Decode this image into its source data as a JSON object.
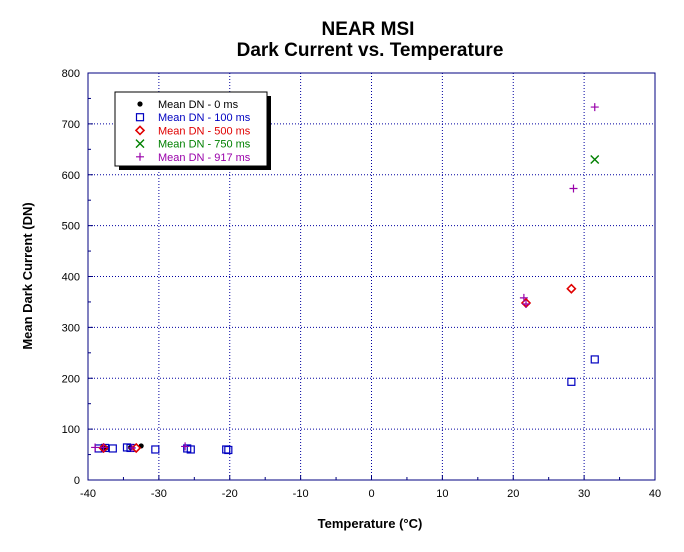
{
  "chart_data": {
    "type": "scatter",
    "title": "NEAR MSI",
    "subtitle": "Dark Current vs. Temperature",
    "xlabel": "Temperature (°C)",
    "ylabel": "Mean Dark Current (DN)",
    "xlim": [
      -40,
      40
    ],
    "ylim": [
      0,
      800
    ],
    "xticks": [
      -40,
      -30,
      -20,
      -10,
      0,
      10,
      20,
      30,
      40
    ],
    "yticks": [
      0,
      100,
      200,
      300,
      400,
      500,
      600,
      700,
      800
    ],
    "grid": true,
    "legend_position": "top-left",
    "series": [
      {
        "name": "Mean DN - 0 ms",
        "marker": "filled-circle",
        "color": "#000000",
        "points": [
          [
            -38,
            63
          ],
          [
            -37.5,
            63
          ],
          [
            -34,
            64
          ],
          [
            -32.5,
            67
          ]
        ]
      },
      {
        "name": "Mean DN - 100 ms",
        "marker": "open-square",
        "color": "#0000c0",
        "points": [
          [
            -38.5,
            62
          ],
          [
            -37.6,
            63
          ],
          [
            -36.5,
            62
          ],
          [
            -34.5,
            64
          ],
          [
            -34,
            63
          ],
          [
            -30.5,
            60
          ],
          [
            -26,
            62
          ],
          [
            -25.5,
            60
          ],
          [
            -20.5,
            60
          ],
          [
            -20.2,
            59
          ],
          [
            28.2,
            193
          ],
          [
            31.5,
            237
          ]
        ]
      },
      {
        "name": "Mean DN - 500 ms",
        "marker": "open-diamond",
        "color": "#e00000",
        "points": [
          [
            -37.8,
            63
          ],
          [
            -33.2,
            63
          ],
          [
            21.8,
            348
          ],
          [
            28.2,
            376
          ]
        ]
      },
      {
        "name": "Mean DN - 750 ms",
        "marker": "x",
        "color": "#008000",
        "points": [
          [
            31.5,
            630
          ]
        ]
      },
      {
        "name": "Mean DN - 917 ms",
        "marker": "plus",
        "color": "#9900aa",
        "points": [
          [
            -39,
            64
          ],
          [
            -37.8,
            64
          ],
          [
            -33.8,
            63
          ],
          [
            -26.3,
            66
          ],
          [
            21.5,
            358
          ],
          [
            28.5,
            573
          ],
          [
            31.5,
            733
          ],
          [
            21.8,
            346
          ]
        ]
      }
    ]
  }
}
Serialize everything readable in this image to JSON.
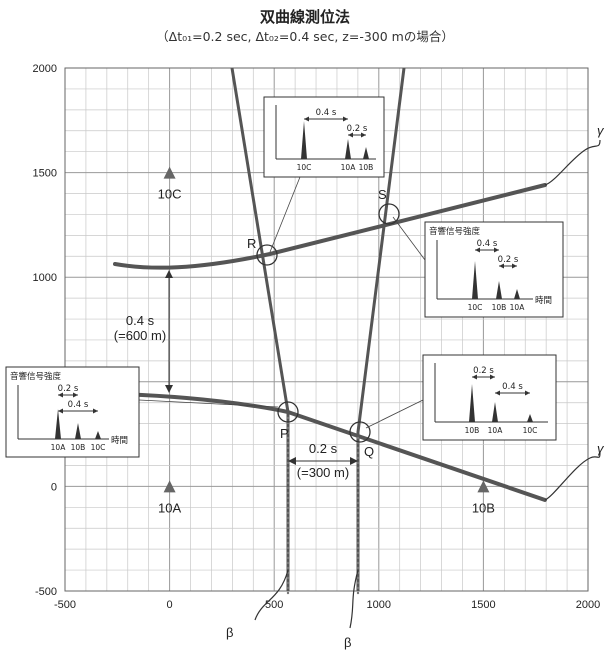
{
  "header": {
    "title": "双曲線測位法",
    "subtitle": "（Δt₀₁=0.2 sec, Δt₀₂=0.4 sec, z=-300 mの場合）"
  },
  "chart_data": {
    "type": "line",
    "xlim": [
      -500,
      2000
    ],
    "ylim": [
      -500,
      2000
    ],
    "x_ticks": [
      "-500",
      "0",
      "500",
      "1000",
      "1500",
      "2000"
    ],
    "y_ticks": [
      "-500",
      "0",
      "500",
      "1000",
      "1500",
      "2000"
    ],
    "grid": true,
    "stations": [
      {
        "label": "10A",
        "x": 0,
        "y": 0
      },
      {
        "label": "10B",
        "x": 1500,
        "y": 0
      },
      {
        "label": "10C",
        "x": 0,
        "y": 1500
      }
    ],
    "intersections": [
      {
        "label": "P",
        "x": 580,
        "y": 360
      },
      {
        "label": "Q",
        "x": 920,
        "y": 250
      },
      {
        "label": "R",
        "x": 490,
        "y": 1110
      },
      {
        "label": "S",
        "x": 1060,
        "y": 1300
      }
    ],
    "curve_labels": {
      "gamma_upper": "γ",
      "gamma_lower": "γ",
      "beta_left": "β",
      "beta_right": "β"
    },
    "dimension_annotations": {
      "vertical_line1": "0.4 s",
      "vertical_line2": "(=600 m)",
      "horizontal_line1": "0.2 s",
      "horizontal_line2": "(=300 m)"
    },
    "insets": [
      {
        "title": "",
        "arrow1": "0.4 s",
        "arrow2": "0.2 s",
        "peaks": [
          "10C",
          "10A",
          "10B"
        ],
        "xlabel": ""
      },
      {
        "title": "音響信号強度",
        "arrow1": "0.4 s",
        "arrow2": "0.2 s",
        "peaks": [
          "10C",
          "10B",
          "10A"
        ],
        "xlabel": "時間"
      },
      {
        "title": "音響信号強度",
        "arrow1": "0.2 s",
        "arrow2": "0.4 s",
        "peaks": [
          "10A",
          "10B",
          "10C"
        ],
        "xlabel": "時間"
      },
      {
        "title": "",
        "arrow1": "0.2 s",
        "arrow2": "0.4 s",
        "peaks": [
          "10B",
          "10A",
          "10C"
        ],
        "xlabel": ""
      }
    ]
  }
}
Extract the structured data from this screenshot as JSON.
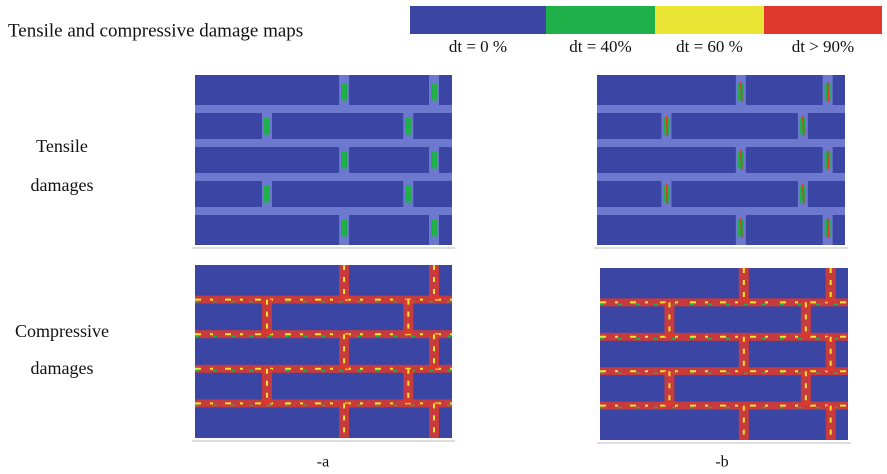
{
  "title": "Tensile and compressive damage maps",
  "legend": [
    {
      "label": "dt = 0 %",
      "color": "#3b45a3"
    },
    {
      "label": "dt = 40%",
      "color": "#1fb04a"
    },
    {
      "label": "dt = 60 %",
      "color": "#ebe636"
    },
    {
      "label": "dt > 90%",
      "color": "#e0382c"
    }
  ],
  "rows": [
    {
      "lines": [
        "Tensile",
        "damages"
      ]
    },
    {
      "lines": [
        "Compressive",
        "damages"
      ]
    }
  ],
  "panels": [
    "-a",
    "-b"
  ]
}
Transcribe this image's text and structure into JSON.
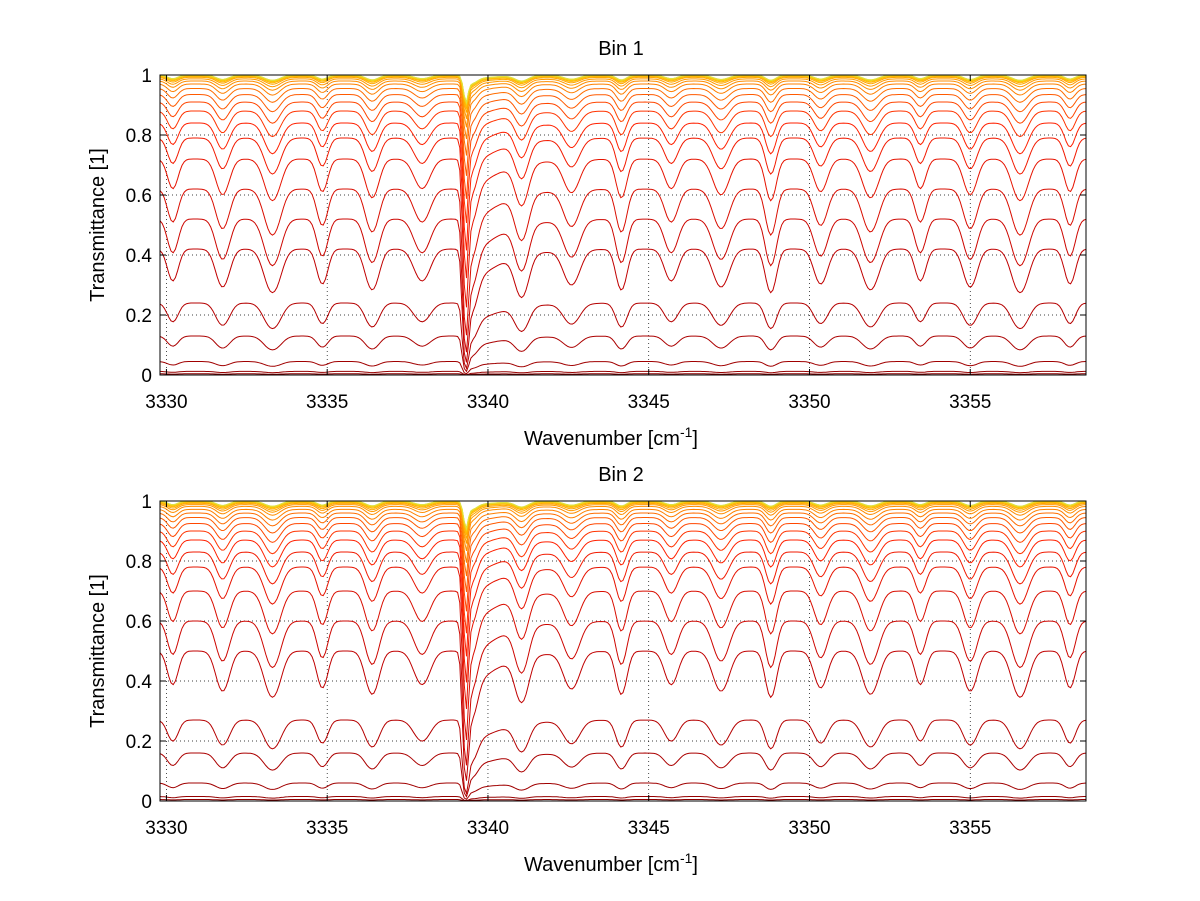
{
  "chart_data": [
    {
      "type": "line",
      "title": "Bin 1",
      "xlabel_main": "Wavenumber [cm",
      "xlabel_sup": "-1",
      "xlabel_end": "]",
      "ylabel": "Transmittance [1]",
      "xlim": [
        3329.8,
        3358.6
      ],
      "ylim": [
        0,
        1
      ],
      "xticks": [
        3330,
        3335,
        3340,
        3345,
        3350,
        3355
      ],
      "yticks": [
        0,
        0.2,
        0.4,
        0.6,
        0.8,
        1
      ],
      "grid": true,
      "lines": {
        "count": 26,
        "color_scale": [
          "#8b0000",
          "#c00000",
          "#ff2000",
          "#ff8000",
          "#ffc000",
          "#e0e040"
        ],
        "baseline_transmittance": [
          0.004,
          0.012,
          0.045,
          0.13,
          0.24,
          0.42,
          0.52,
          0.62,
          0.72,
          0.79,
          0.84,
          0.88,
          0.91,
          0.935,
          0.955,
          0.97,
          0.98,
          0.987,
          0.992,
          0.995,
          0.997,
          0.998,
          0.999,
          0.9995,
          0.9998,
          1.0
        ],
        "strong_line_center": 3339.3,
        "periodic_lines_start": 3330.2,
        "periodic_lines_spacing": 1.55
      }
    },
    {
      "type": "line",
      "title": "Bin 2",
      "xlabel_main": "Wavenumber [cm",
      "xlabel_sup": "-1",
      "xlabel_end": "]",
      "ylabel": "Transmittance [1]",
      "xlim": [
        3329.8,
        3358.6
      ],
      "ylim": [
        0,
        1
      ],
      "xticks": [
        3330,
        3335,
        3340,
        3345,
        3350,
        3355
      ],
      "yticks": [
        0,
        0.2,
        0.4,
        0.6,
        0.8,
        1
      ],
      "grid": true,
      "lines": {
        "count": 26,
        "color_scale": [
          "#8b0000",
          "#c00000",
          "#ff2000",
          "#ff8000",
          "#ffc000",
          "#e0e040"
        ],
        "baseline_transmittance": [
          0.005,
          0.015,
          0.06,
          0.16,
          0.27,
          0.5,
          0.6,
          0.7,
          0.78,
          0.83,
          0.87,
          0.9,
          0.925,
          0.945,
          0.96,
          0.972,
          0.982,
          0.988,
          0.992,
          0.995,
          0.997,
          0.998,
          0.999,
          0.9995,
          0.9998,
          1.0
        ],
        "strong_line_center": 3339.3,
        "periodic_lines_start": 3330.2,
        "periodic_lines_spacing": 1.55
      }
    }
  ]
}
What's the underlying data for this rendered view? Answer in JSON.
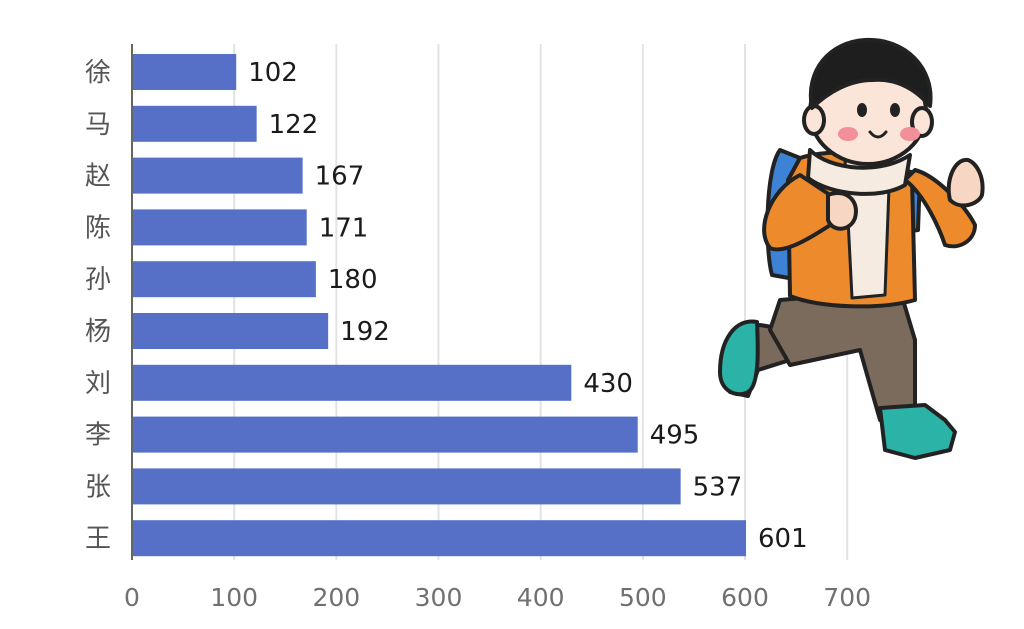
{
  "chart_data": {
    "type": "bar",
    "orientation": "horizontal",
    "title": "",
    "xlabel": "",
    "ylabel": "",
    "categories": [
      "徐",
      "马",
      "赵",
      "陈",
      "孙",
      "杨",
      "刘",
      "李",
      "张",
      "王"
    ],
    "values": [
      102,
      122,
      167,
      171,
      180,
      192,
      430,
      495,
      537,
      601
    ],
    "xlim": [
      0,
      700
    ],
    "xticks": [
      0,
      100,
      200,
      300,
      400,
      500,
      600,
      700
    ],
    "grid": "vertical",
    "legend": "none",
    "data_labels": true,
    "colors": {
      "bar": "#5570C6",
      "grid": "#e3e3e3",
      "axis": "#666666"
    }
  },
  "illustration": {
    "icon": "running-boy-with-backpack-icon"
  }
}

+---+

Leave out every picture and write out exactly the lines running from the line containing "What's the underlying" to the end of the listing above.

What's the underlying data for this rendered view? Answer in JSON.
{
  "chart_data": {
    "type": "bar",
    "orientation": "horizontal",
    "title": "",
    "xlabel": "",
    "ylabel": "",
    "categories": [
      "徐",
      "马",
      "赵",
      "陈",
      "孙",
      "杨",
      "刘",
      "李",
      "张",
      "王"
    ],
    "values": [
      102,
      122,
      167,
      171,
      180,
      192,
      430,
      495,
      537,
      601
    ],
    "xlim": [
      0,
      700
    ],
    "xticks": [
      0,
      100,
      200,
      300,
      400,
      500,
      600,
      700
    ],
    "grid": "vertical",
    "legend": "none",
    "data_labels": true,
    "colors": {
      "bar": "#5570C6",
      "grid": "#e3e3e3",
      "axis": "#666666"
    }
  },
  "illustration": {
    "icon": "running-boy-with-backpack-icon"
  }
}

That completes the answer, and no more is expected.